_The problem_
Lines containing the word "centripète" are the ones to copy from the records below.

┌─ Information supplied

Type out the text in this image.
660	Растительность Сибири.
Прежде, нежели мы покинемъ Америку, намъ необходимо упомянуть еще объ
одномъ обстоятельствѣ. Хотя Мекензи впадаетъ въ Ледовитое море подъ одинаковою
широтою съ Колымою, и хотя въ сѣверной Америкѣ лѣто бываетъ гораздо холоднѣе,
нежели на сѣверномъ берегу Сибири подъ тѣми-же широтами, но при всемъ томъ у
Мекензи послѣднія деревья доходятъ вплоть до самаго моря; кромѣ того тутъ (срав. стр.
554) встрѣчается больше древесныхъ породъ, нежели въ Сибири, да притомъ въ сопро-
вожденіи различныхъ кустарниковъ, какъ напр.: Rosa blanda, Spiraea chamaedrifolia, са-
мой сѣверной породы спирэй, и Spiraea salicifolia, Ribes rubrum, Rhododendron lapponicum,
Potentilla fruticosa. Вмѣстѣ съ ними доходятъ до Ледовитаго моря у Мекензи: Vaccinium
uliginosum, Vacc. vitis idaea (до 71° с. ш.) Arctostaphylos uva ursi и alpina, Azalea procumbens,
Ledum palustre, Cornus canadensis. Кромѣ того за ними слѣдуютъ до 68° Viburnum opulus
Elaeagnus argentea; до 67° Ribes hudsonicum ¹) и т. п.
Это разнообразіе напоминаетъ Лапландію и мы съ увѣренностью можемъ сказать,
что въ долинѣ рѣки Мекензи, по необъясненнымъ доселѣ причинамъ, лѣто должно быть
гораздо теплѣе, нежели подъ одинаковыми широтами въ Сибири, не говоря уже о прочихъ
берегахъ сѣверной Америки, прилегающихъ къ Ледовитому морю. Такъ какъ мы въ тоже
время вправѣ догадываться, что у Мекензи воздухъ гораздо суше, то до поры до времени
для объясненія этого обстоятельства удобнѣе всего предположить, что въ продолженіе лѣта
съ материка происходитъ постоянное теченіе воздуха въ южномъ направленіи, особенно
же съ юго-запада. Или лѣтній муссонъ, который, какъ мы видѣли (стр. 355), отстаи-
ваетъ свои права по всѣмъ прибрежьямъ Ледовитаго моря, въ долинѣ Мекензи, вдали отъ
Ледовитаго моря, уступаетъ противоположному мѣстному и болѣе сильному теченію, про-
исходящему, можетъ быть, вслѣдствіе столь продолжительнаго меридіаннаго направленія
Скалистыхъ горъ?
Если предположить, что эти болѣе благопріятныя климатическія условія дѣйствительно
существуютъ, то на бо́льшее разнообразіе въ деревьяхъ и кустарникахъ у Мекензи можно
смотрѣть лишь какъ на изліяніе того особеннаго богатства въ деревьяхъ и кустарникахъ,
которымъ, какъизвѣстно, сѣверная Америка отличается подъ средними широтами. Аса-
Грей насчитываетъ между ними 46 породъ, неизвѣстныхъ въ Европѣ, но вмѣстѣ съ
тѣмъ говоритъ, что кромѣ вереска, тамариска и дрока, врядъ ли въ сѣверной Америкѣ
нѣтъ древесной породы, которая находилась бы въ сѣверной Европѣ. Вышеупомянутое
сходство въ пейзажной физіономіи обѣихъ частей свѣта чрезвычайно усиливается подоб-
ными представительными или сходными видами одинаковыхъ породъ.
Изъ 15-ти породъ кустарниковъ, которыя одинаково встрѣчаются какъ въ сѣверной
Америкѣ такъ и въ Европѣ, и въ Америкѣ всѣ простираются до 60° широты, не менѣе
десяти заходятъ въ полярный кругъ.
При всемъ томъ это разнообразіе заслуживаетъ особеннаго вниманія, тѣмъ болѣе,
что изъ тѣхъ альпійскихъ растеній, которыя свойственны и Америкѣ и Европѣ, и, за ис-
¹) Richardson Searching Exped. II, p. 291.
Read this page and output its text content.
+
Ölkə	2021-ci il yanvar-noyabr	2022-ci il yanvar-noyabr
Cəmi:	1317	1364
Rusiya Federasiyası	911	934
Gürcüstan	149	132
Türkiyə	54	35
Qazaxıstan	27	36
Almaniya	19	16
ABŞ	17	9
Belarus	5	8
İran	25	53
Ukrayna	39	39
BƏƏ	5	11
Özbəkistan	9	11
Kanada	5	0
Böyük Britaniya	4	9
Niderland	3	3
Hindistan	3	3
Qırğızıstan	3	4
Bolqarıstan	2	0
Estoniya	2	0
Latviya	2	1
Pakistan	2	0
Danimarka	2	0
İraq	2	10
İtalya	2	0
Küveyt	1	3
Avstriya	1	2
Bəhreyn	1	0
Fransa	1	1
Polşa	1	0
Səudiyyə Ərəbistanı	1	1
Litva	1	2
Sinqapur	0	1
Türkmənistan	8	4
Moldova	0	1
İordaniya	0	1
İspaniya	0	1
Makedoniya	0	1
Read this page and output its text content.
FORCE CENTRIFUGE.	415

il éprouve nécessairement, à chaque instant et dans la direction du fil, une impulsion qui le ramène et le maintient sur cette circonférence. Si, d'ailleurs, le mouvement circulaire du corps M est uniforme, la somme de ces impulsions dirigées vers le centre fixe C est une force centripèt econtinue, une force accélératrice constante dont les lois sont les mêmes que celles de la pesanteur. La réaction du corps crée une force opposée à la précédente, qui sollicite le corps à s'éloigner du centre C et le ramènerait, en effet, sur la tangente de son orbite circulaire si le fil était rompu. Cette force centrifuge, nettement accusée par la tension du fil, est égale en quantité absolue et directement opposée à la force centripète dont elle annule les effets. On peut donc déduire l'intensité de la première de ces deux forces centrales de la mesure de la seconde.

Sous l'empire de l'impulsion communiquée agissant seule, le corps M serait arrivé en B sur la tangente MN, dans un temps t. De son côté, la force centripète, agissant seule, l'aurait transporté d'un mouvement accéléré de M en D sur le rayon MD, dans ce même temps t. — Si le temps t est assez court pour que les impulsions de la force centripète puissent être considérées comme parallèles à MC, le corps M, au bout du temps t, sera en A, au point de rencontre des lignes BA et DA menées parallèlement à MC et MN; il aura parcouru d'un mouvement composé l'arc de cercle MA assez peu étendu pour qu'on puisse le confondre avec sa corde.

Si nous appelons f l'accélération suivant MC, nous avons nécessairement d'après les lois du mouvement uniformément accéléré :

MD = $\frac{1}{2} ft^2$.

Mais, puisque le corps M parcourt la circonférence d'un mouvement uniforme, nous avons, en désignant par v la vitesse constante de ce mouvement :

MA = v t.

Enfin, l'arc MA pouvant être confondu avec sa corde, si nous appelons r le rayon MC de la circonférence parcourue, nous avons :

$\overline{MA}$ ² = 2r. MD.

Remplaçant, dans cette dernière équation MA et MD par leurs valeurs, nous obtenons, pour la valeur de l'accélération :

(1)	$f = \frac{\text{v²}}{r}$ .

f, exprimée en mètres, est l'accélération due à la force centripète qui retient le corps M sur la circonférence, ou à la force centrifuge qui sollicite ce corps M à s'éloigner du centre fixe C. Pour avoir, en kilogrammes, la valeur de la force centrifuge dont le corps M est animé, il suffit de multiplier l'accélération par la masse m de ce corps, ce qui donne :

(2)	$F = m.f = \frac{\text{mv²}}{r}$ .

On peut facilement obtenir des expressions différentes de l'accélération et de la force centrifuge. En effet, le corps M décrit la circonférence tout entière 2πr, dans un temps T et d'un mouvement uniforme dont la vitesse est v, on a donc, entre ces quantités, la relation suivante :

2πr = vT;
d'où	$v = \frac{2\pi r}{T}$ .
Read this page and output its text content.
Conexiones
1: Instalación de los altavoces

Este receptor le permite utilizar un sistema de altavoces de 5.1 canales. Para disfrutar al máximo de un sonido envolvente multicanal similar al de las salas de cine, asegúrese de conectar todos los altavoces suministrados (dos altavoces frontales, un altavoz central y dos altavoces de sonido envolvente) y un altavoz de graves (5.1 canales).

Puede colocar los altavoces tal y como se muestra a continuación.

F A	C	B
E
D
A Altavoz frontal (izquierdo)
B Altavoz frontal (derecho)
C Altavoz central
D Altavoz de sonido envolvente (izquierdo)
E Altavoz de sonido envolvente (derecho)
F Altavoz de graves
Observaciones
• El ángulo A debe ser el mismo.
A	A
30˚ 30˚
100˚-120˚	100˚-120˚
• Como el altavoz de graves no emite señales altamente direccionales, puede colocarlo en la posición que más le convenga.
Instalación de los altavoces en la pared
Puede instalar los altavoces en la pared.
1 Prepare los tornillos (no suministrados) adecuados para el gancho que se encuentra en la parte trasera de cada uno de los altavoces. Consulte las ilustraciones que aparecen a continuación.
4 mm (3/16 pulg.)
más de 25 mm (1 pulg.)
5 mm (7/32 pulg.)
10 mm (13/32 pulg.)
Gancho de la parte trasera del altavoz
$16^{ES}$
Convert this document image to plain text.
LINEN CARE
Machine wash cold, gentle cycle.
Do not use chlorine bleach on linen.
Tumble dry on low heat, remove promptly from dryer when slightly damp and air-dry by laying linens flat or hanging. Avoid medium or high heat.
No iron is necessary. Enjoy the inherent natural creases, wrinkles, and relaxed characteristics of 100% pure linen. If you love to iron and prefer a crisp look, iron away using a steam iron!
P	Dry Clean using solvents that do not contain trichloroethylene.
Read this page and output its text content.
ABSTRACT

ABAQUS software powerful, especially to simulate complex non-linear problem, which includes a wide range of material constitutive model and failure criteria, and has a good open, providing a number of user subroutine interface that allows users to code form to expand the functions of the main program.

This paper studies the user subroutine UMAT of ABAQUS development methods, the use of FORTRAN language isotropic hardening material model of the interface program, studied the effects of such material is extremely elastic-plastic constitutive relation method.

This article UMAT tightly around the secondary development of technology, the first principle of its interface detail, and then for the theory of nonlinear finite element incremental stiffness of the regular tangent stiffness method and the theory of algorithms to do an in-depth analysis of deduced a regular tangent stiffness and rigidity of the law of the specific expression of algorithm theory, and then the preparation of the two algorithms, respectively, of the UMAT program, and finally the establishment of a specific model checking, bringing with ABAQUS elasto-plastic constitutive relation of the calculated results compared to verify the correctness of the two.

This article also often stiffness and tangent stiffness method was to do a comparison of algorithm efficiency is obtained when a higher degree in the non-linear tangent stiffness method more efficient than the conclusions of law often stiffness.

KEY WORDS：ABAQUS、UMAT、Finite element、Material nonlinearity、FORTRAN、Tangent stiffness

└─

_The answer_
il éprouve nécessairement, à chaque instant et dans la direction du fil, une impulsion qui le ramène et le maintient sur cette circonférence. Si, d'ailleurs, le mouvement circulaire du corps M est uniforme, la somme de ces impulsions dirigées vers le centre fixe C est une force centripèt econtinue, une force accélératrice constante dont les lois sont les mêmes que celles de la pesanteur. La réaction du corps crée une force opposée à la précédente, qui sollicite le corps à s'éloigner du centre C et le ramènerait, en effet, sur la tangente de son orbite circulaire si le fil était rompu. Cette force centrifuge, nettement accusée par la tension du fil, est égale en quantité absolue et directement opposée à la force centripète dont elle annule les effets. On peut donc déduire l'intensité de la première de ces deux forces centrales de la mesure de la seconde.
Sous l'empire de l'impulsion communiquée agissant seule, le corps M serait arrivé en B sur la tangente MN, dans un temps t. De son côté, la force centripète, agissant seule, l'aurait transporté d'un mouvement accéléré de M en D sur le rayon MD, dans ce même temps t. — Si le temps t est assez court pour que les impulsions de la force centripète puissent être considérées comme parallèles à MC, le corps M, au bout du temps t, sera en A, au point de rencontre des lignes BA et DA menées parallèlement à MC et MN; il aura parcouru d'un mouvement composé l'arc de cercle MA assez peu étendu pour qu'on puisse le confondre avec sa corde.
f, exprimée en mètres, est l'accélération due à la force centripète qui retient le corps M sur la circonférence, ou à la force centrifuge qui sollicite ce corps M à s'éloigner du centre fixe C. Pour avoir, en kilogrammes, la valeur de la force centrifuge dont le corps M est animé, il suffit de multiplier l'accélération par la masse m de ce corps, ce qui donne :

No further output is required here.